The Missing Link Between Psychological Safety and Constructive Feedback
- Elizabeth Eldridge

- 8 hours ago
- 6 min read

We’ve all been there.
You get a piece of feedback in a meeting or a one-on-one… and suddenly your brain goes into overdrive.
Did I mess up?
Are they upset with me?
Is this a bigger issue than they’re saying?
Are they questioning my abilities?
Your body tightens. Your thoughts start racing. You replay the conversation over and over.
And in that moment, it can feel uncomfortable… sometimes even threatening.
But in reality, feeling defensive when you receive feedback doesn’t automatically mean you’re psychologically unsafe.
It means you’re human.
At the same time, psychological safety does matter — deeply.
Because for feedback to actually be useful (and not avoided, misinterpreted or taken personally) people need to feel safe enough to:
hear it
question it
reflect on it
and act on it
And that’s where many workplaces get stuck. We talk about psychological safety. We talk about feedback. But we don’t always talk about the skill that connects the two: Feedback literacy.
So What Are We Missing?
Feedback literacy is the ability to:
give feedback clearly and respectfully
receive feedback without immediately going into defence mode
interpret feedback without assuming the worst
use feedback as a tool for growth instead of a measure of worth
While feedback literacy includes how we give feedback, one of the biggest gaps in today’s workplaces is our ability to receive and process it.

**Records shown**
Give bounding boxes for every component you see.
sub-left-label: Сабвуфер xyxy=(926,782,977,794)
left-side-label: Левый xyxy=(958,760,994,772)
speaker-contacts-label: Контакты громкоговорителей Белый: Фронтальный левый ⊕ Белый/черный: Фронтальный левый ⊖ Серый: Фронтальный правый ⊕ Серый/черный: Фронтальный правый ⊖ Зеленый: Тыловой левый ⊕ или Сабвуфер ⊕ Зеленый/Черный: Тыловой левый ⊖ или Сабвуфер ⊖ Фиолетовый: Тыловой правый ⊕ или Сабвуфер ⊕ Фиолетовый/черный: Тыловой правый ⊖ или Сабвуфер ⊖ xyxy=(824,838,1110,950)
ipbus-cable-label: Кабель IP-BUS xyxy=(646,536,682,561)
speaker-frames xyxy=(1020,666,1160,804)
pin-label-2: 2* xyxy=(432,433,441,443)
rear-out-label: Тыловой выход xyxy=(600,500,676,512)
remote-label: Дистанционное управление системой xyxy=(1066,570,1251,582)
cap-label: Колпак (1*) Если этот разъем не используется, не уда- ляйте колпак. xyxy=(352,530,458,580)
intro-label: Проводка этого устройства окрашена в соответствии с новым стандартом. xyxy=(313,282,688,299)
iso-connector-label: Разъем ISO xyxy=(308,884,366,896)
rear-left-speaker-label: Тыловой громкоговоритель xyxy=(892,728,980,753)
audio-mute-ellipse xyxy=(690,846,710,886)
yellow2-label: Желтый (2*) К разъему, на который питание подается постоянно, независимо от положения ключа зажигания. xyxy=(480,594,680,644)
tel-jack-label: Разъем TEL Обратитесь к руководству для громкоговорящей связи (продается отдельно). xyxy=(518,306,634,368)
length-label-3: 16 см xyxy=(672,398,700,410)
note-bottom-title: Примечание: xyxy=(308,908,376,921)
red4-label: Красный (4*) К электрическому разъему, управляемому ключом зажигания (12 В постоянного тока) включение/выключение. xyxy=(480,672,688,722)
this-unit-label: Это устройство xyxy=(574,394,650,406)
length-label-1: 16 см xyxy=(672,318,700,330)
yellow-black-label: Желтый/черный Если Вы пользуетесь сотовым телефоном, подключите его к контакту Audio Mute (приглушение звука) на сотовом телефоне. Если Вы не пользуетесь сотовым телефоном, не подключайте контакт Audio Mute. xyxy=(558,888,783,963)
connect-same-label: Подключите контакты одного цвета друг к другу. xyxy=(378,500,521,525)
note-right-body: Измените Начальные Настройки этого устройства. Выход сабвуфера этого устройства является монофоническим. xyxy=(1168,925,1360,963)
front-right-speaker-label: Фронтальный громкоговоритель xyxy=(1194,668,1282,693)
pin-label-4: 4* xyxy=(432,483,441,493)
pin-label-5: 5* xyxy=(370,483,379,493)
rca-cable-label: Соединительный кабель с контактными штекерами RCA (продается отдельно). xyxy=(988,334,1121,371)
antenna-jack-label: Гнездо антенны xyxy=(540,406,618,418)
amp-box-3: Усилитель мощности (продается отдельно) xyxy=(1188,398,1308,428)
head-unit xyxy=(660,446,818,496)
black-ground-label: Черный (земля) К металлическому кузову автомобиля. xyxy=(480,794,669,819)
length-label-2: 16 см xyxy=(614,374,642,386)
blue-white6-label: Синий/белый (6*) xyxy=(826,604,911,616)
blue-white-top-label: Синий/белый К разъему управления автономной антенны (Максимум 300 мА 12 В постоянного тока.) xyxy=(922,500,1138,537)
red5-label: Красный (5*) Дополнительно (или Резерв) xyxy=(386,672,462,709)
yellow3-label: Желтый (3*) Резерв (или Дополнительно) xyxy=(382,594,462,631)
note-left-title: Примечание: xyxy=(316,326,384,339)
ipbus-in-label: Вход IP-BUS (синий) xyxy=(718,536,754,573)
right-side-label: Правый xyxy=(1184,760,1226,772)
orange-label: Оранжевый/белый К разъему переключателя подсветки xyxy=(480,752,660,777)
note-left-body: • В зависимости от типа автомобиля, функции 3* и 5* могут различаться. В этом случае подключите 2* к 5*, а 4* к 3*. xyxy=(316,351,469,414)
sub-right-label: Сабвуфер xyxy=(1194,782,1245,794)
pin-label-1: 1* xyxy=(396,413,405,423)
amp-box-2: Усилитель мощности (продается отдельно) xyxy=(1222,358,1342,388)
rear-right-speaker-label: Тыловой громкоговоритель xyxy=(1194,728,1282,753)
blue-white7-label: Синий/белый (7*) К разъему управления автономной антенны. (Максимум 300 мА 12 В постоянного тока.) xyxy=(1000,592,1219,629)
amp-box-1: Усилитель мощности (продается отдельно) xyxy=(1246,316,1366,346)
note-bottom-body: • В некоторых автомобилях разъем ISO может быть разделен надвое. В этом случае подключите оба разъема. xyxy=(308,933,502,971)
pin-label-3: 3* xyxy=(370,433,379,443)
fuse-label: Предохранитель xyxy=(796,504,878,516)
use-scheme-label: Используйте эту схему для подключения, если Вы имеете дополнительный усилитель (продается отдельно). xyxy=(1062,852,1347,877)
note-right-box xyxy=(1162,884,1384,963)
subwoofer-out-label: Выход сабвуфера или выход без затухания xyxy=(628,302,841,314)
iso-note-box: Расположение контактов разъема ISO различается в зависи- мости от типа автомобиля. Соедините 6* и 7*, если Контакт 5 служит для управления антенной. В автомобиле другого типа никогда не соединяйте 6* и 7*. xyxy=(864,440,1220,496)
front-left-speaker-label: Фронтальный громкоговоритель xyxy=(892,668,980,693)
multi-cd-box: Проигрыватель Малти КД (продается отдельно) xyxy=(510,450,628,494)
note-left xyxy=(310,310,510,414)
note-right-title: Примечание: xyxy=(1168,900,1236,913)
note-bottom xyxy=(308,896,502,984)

**What the task asks**
Copy out the stretch of the piece on feedback and psychological safety from "Are they upset" through "means you’re human.", switching "conversation" for "discussion".

**Solved exercise**
Are they upset with me?
Is this a bigger issue than they’re saying?
Are they questioning my abilities?
Your body tightens. Your thoughts start racing. You replay the discussion over and over.
And in that moment, it can feel uncomfortable… sometimes even threatening.
But in reality, feeling defensive when you receive feedback doesn’t automatically mean you’re psychologically unsafe.
It means you’re human.